Problem to solve> Look through the listing for the word "matygalvestonshuttleservice". Copy each line that has it.
==== Information provided ====
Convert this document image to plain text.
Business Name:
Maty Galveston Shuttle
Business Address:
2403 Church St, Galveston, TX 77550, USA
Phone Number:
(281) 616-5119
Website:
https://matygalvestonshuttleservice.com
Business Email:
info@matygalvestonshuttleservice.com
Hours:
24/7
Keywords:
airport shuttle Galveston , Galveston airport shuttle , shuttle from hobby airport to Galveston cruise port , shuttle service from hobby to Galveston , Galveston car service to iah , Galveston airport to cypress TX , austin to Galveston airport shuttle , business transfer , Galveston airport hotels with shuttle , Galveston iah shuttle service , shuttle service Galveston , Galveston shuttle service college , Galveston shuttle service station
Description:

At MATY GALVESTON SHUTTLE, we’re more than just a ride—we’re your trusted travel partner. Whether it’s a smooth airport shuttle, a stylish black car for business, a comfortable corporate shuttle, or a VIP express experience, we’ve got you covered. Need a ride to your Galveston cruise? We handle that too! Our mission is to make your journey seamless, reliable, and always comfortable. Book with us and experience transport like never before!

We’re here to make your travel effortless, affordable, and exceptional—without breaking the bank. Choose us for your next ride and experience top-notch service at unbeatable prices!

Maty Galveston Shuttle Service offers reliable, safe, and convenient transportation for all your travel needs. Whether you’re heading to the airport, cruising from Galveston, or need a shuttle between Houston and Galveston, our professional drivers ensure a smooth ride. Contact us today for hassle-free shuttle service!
====
Response>
https://matygalvestonshuttleservice.com
info@matygalvestonshuttleservice.com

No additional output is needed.